>> BEGIN Extracted records

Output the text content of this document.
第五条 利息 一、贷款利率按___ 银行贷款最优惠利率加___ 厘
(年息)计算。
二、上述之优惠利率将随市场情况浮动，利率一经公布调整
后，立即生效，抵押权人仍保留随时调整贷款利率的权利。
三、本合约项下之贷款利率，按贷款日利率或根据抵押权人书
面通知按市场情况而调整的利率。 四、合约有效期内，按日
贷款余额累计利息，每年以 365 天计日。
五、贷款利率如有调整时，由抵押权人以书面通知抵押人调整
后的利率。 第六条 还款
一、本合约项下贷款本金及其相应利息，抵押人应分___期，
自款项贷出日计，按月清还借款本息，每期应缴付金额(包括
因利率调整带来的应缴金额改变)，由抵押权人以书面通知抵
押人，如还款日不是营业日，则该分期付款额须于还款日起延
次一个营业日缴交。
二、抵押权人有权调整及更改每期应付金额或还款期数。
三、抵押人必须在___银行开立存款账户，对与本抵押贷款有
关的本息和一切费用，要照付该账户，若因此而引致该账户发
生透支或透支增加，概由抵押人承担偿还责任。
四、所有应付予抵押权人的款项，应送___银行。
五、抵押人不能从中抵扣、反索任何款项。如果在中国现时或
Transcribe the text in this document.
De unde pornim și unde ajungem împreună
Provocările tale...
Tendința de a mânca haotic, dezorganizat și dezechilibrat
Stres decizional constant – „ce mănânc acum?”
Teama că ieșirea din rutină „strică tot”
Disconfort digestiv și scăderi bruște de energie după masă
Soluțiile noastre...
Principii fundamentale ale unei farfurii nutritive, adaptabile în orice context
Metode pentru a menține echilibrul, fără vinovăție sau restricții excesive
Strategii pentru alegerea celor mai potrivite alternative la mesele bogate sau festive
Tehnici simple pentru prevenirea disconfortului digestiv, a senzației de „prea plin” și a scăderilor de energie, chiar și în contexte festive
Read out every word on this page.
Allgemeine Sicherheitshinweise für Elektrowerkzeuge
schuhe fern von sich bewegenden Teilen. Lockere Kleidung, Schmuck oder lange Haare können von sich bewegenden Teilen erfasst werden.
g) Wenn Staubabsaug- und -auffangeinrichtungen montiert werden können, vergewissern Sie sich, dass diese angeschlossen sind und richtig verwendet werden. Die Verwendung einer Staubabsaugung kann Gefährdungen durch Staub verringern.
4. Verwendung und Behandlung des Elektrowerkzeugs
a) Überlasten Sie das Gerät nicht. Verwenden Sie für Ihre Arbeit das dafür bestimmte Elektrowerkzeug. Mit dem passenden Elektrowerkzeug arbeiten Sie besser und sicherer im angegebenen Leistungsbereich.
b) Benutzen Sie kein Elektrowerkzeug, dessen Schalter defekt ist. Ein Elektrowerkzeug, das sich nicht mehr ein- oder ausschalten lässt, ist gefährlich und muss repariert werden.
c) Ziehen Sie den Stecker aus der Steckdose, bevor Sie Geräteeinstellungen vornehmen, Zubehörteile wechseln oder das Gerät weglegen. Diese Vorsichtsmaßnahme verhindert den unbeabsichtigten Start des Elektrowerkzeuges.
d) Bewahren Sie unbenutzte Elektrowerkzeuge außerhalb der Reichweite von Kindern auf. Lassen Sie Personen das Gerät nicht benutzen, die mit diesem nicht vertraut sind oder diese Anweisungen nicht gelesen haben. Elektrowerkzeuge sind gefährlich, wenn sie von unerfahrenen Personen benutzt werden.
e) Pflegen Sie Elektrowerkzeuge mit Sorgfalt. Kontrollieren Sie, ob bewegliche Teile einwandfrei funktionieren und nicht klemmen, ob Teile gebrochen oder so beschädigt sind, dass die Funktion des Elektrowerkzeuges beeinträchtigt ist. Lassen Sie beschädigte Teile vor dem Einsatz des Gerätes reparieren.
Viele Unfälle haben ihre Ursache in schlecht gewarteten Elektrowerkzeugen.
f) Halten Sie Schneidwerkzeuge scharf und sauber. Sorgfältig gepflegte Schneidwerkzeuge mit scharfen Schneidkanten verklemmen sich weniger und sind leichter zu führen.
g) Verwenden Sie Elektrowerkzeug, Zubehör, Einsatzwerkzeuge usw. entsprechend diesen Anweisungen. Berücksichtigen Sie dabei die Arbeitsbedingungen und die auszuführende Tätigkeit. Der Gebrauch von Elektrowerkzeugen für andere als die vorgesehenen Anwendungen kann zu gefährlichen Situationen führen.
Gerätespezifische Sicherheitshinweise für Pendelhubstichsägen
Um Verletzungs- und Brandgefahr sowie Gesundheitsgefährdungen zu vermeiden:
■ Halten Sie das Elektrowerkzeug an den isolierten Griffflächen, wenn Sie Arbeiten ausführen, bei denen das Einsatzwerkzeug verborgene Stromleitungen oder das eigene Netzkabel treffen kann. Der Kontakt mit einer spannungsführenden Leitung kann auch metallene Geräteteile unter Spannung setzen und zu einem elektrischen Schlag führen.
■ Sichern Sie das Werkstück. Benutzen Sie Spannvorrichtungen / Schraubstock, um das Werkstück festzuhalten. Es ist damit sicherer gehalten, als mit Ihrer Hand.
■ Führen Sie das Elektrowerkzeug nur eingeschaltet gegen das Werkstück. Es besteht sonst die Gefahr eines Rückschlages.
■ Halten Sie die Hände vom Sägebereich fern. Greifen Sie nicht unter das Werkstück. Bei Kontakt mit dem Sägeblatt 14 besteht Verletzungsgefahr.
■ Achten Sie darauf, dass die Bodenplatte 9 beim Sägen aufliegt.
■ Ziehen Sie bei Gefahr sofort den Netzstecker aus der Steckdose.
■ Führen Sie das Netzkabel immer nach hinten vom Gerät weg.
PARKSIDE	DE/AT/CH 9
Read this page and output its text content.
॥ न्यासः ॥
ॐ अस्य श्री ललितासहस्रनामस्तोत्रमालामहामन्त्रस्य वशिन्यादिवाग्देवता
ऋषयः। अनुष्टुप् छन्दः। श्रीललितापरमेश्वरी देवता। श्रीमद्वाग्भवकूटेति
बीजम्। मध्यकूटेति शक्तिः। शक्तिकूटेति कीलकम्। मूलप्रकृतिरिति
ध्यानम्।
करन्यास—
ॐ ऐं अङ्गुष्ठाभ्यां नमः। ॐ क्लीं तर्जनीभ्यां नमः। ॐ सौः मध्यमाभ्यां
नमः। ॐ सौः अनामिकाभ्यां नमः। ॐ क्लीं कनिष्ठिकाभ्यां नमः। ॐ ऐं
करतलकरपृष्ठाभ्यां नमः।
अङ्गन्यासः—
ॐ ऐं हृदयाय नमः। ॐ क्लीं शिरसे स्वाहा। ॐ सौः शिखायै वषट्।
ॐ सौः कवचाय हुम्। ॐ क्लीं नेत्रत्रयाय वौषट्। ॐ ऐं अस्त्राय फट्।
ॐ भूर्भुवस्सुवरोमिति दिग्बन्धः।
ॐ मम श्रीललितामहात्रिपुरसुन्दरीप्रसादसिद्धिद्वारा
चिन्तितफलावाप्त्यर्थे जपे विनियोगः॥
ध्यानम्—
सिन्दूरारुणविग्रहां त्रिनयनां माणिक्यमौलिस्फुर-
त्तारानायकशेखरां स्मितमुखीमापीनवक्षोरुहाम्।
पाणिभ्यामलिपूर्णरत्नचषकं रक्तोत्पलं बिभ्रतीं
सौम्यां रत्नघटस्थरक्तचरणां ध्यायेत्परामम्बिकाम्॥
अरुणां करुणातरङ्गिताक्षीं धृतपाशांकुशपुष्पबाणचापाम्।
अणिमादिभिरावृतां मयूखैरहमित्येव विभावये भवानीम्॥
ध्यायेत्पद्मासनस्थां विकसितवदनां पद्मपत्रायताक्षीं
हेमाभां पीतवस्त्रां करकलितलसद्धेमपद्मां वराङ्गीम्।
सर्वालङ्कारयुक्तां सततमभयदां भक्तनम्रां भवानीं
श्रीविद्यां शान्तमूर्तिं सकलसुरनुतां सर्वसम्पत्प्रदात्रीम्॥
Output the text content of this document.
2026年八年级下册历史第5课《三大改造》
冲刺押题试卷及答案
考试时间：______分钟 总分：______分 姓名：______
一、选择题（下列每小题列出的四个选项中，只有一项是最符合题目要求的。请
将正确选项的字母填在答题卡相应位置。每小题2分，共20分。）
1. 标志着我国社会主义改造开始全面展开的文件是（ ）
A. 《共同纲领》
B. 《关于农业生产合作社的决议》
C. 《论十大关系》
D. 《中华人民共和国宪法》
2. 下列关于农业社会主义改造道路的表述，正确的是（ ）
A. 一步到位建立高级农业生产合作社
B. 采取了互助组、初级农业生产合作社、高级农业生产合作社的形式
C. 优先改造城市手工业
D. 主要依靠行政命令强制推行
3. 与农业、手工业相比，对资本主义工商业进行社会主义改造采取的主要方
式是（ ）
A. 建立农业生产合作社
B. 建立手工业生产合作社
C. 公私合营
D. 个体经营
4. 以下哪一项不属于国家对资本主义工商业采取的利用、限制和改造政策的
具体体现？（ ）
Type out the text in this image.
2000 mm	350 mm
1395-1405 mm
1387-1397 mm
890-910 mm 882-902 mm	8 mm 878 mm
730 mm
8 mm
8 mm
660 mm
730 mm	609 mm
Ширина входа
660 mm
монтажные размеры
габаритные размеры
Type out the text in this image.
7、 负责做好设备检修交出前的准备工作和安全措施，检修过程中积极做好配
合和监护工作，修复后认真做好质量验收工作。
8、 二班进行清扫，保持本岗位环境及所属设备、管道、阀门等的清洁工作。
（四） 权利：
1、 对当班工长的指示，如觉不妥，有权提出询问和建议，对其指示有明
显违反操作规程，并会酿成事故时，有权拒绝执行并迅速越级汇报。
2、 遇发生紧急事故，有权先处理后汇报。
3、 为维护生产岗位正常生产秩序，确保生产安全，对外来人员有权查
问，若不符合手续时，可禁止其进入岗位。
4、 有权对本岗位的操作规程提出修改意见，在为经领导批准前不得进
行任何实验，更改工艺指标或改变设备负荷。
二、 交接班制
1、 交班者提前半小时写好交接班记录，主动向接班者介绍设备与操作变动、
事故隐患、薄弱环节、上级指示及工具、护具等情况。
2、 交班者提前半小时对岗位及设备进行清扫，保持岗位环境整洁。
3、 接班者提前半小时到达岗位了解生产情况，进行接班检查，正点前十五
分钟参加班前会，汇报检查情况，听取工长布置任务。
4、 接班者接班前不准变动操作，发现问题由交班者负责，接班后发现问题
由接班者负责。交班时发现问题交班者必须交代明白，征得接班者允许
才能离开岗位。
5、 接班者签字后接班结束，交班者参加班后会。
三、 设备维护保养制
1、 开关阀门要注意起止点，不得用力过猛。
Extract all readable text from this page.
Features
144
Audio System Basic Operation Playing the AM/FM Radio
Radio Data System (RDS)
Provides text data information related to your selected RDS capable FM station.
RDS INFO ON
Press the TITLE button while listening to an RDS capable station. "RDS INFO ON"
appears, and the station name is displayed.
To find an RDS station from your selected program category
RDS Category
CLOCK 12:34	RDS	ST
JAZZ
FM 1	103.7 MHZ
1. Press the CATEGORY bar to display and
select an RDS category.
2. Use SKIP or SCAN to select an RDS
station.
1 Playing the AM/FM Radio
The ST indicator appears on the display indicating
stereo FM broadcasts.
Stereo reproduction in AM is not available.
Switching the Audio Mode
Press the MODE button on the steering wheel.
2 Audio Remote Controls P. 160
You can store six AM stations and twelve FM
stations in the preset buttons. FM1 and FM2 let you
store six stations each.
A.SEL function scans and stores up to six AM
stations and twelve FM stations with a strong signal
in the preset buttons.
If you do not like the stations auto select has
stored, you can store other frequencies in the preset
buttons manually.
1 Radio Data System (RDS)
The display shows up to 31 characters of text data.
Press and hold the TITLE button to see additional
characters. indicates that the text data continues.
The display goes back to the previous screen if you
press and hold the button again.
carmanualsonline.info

>> END Extracted records

> _Aim_: Identify each line containing the string "preset" and copy it out.

> _Correct response_:
stations in the preset buttons. FM1 and FM2 let you
in the preset buttons.
stored, you can store other frequencies in the preset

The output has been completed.